#### Requirement:
Transcribe every line, keeping it exact.

#### Provided material:
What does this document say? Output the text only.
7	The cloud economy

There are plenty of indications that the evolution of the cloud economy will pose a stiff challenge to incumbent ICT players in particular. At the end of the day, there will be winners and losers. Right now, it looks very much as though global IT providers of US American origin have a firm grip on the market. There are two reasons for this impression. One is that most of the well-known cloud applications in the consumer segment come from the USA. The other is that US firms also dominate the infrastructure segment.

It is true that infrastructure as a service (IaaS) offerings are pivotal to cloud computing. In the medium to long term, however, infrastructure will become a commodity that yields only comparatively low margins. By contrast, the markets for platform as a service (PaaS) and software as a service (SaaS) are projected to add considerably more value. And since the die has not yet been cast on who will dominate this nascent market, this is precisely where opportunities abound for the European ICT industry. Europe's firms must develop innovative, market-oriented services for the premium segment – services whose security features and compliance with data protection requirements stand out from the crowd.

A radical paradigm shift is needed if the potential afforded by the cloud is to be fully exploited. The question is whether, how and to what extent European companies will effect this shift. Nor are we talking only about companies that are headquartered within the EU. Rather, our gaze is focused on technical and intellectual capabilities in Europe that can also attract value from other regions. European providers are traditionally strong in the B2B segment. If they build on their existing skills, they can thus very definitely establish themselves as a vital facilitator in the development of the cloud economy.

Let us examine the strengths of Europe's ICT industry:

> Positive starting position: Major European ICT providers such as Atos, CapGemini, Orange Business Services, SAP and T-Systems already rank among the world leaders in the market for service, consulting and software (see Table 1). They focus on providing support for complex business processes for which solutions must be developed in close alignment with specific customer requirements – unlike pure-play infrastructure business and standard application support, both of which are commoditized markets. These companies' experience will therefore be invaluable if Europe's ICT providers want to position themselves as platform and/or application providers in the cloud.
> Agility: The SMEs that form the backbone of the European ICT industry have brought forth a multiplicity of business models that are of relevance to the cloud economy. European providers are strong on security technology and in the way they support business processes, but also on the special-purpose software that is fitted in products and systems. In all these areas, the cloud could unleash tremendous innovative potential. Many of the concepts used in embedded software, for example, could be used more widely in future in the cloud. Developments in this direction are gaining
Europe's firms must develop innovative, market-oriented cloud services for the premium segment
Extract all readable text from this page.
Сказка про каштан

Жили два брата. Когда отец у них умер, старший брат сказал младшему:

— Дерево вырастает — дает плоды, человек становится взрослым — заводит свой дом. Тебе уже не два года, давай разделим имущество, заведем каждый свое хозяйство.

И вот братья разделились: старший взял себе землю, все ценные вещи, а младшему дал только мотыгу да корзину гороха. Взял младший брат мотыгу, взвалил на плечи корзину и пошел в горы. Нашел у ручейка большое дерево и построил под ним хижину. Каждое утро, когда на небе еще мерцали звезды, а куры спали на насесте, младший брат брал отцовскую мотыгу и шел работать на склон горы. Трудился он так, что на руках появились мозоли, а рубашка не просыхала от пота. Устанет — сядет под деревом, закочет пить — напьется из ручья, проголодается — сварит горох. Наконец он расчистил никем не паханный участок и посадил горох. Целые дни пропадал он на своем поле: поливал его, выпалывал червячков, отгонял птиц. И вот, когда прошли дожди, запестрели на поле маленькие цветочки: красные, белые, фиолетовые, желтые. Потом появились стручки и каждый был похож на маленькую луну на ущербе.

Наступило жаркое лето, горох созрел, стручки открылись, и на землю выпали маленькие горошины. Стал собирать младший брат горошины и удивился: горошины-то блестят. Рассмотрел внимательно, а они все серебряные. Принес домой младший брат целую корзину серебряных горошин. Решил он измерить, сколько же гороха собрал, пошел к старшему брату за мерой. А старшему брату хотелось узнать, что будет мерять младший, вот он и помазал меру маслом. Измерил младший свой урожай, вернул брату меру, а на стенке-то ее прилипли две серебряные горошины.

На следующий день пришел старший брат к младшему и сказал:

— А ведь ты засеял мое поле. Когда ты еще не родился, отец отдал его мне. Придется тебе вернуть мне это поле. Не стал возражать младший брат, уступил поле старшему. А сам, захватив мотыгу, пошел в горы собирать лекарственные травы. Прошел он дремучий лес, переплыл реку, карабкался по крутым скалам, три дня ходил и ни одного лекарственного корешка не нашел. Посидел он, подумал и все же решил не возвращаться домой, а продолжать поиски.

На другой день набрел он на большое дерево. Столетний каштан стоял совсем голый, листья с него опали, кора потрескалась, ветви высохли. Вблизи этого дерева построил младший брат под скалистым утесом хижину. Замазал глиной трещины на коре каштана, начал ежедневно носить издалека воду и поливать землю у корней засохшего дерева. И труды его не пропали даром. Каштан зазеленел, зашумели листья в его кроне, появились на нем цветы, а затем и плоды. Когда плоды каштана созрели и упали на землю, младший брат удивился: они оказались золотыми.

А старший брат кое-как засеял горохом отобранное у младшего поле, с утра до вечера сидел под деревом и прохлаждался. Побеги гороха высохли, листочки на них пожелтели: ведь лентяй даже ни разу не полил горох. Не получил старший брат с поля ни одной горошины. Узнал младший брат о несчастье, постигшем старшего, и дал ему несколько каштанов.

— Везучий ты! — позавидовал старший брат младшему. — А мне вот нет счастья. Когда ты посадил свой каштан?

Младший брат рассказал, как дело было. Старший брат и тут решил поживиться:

#### Task output:
What does this document say? Output the text only.
7	The cloud economy

There are plenty of indications that the evolution of the cloud economy will pose a stiff challenge to incumbent ICT players in particular. At the end of the day, there will be winners and losers. Right now, it looks very much as though global IT providers of US American origin have a firm grip on the market. There are two reasons for this impression. One is that most of the well-known cloud applications in the consumer segment come from the USA. The other is that US firms also dominate the infrastructure segment.

It is true that infrastructure as a service (IaaS) offerings are pivotal to cloud computing. In the medium to long term, however, infrastructure will become a commodity that yields only comparatively low margins. By contrast, the markets for platform as a service (PaaS) and software as a service (SaaS) are projected to add considerably more value. And since the die has not yet been cast on who will dominate this nascent market, this is precisely where opportunities abound for the European ICT industry. Europe's firms must develop innovative, market-oriented services for the premium segment – services whose security features and compliance with data protection requirements stand out from the crowd.

A radical paradigm shift is needed if the potential afforded by the cloud is to be fully exploited. The question is whether, how and to what extent European companies will effect this shift. Nor are we talking only about companies that are headquartered within the EU. Rather, our gaze is focused on technical and intellectual capabilities in Europe that can also attract value from other regions. European providers are traditionally strong in the B2B segment. If they build on their existing skills, they can thus very definitely establish themselves as a vital facilitator in the development of the cloud economy.

Let us examine the strengths of Europe's ICT industry:

> Positive starting position: Major European ICT providers such as Atos, CapGemini, Orange Business Services, SAP and T-Systems already rank among the world leaders in the market for service, consulting and software (see Table 1). They focus on providing support for complex business processes for which solutions must be developed in close alignment with specific customer requirements – unlike pure-play infrastructure business and standard application support, both of which are commoditized markets. These companies' experience will therefore be invaluable if Europe's ICT providers want to position themselves as platform and/or application providers in the cloud.
> Agility: The SMEs that form the backbone of the European ICT industry have brought forth a multiplicity of business models that are of relevance to the cloud economy. European providers are strong on security technology and in the way they support business processes, but also on the special-purpose software that is fitted in products and systems. In all these areas, the cloud could unleash tremendous innovative potential. Many of the concepts used in embedded software, for example, could be used more widely in future in the cloud. Developments in this direction are gaining
Europe's firms must develop innovative, market-oriented cloud services for the premium segment
Extract all readable text from this page.
Сказка про каштан

Жили два брата. Когда отец у них умер, старший брат сказал младшему:

— Дерево вырастает — дает плоды, человек становится взрослым — заводит свой дом. Тебе уже не два года, давай разделим имущество, заведем каждый свое хозяйство.

И вот братья разделились: старший взял себе землю, все ценные вещи, а младшему дал только мотыгу да корзину гороха. Взял младший брат мотыгу, взвалил на плечи корзину и пошел в горы. Нашел у ручейка большое дерево и построил под ним хижину. Каждое утро, когда на небе еще мерцали звезды, а куры спали на насесте, младший брат брал отцовскую мотыгу и шел работать на склон горы. Трудился он так, что на руках появились мозоли, а рубашка не просыхала от пота. Устанет — сядет под деревом, закочет пить — напьется из ручья, проголодается — сварит горох. Наконец он расчистил никем не паханный участок и посадил горох. Целые дни пропадал он на своем поле: поливал его, выпалывал червячков, отгонял птиц. И вот, когда прошли дожди, запестрели на поле маленькие цветочки: красные, белые, фиолетовые, желтые. Потом появились стручки и каждый был похож на маленькую луну на ущербе.

Наступило жаркое лето, горох созрел, стручки открылись, и на землю выпали маленькие горошины. Стал собирать младший брат горошины и удивился: горошины-то блестят. Рассмотрел внимательно, а они все серебряные. Принес домой младший брат целую корзину серебряных горошин. Решил он измерить, сколько же гороха собрал, пошел к старшему брату за мерой. А старшему брату хотелось узнать, что будет мерять младший, вот он и помазал меру маслом. Измерил младший свой урожай, вернул брату меру, а на стенке-то ее прилипли две серебряные горошины.

На следующий день пришел старший брат к младшему и сказал:

— А ведь ты засеял мое поле. Когда ты еще не родился, отец отдал его мне. Придется тебе вернуть мне это поле. Не стал возражать младший брат, уступил поле старшему. А сам, захватив мотыгу, пошел в горы собирать лекарственные травы. Прошел он дремучий лес, переплыл реку, карабкался по крутым скалам, три дня ходил и ни одного лекарственного корешка не нашел. Посидел он, подумал и все же решил не возвращаться домой, а продолжать поиски.

На другой день набрел он на большое дерево. Столетний каштан стоял совсем голый, листья с него опали, кора потрескалась, ветви высохли. Вблизи этого дерева построил младший брат под скалистым утесом хижину. Замазал глиной трещины на коре каштана, начал ежедневно носить издалека воду и поливать землю у корней засохшего дерева. И труды его не пропали даром. Каштан зазеленел, зашумели листья в его кроне, появились на нем цветы, а затем и плоды. Когда плоды каштана созрели и упали на землю, младший брат удивился: они оказались золотыми.

А старший брат кое-как засеял горохом отобранное у младшего поле, с утра до вечера сидел под деревом и прохлаждался. Побеги гороха высохли, листочки на них пожелтели: ведь лентяй даже ни разу не полил горох. Не получил старший брат с поля ни одной горошины. Узнал младший брат о несчастье, постигшем старшего, и дал ему несколько каштанов.

— Везучий ты! — позавидовал старший брат младшему. — А мне вот нет счастья. Когда ты посадил свой каштан?

Младший брат рассказал, как дело было. Старший брат и тут решил поживиться:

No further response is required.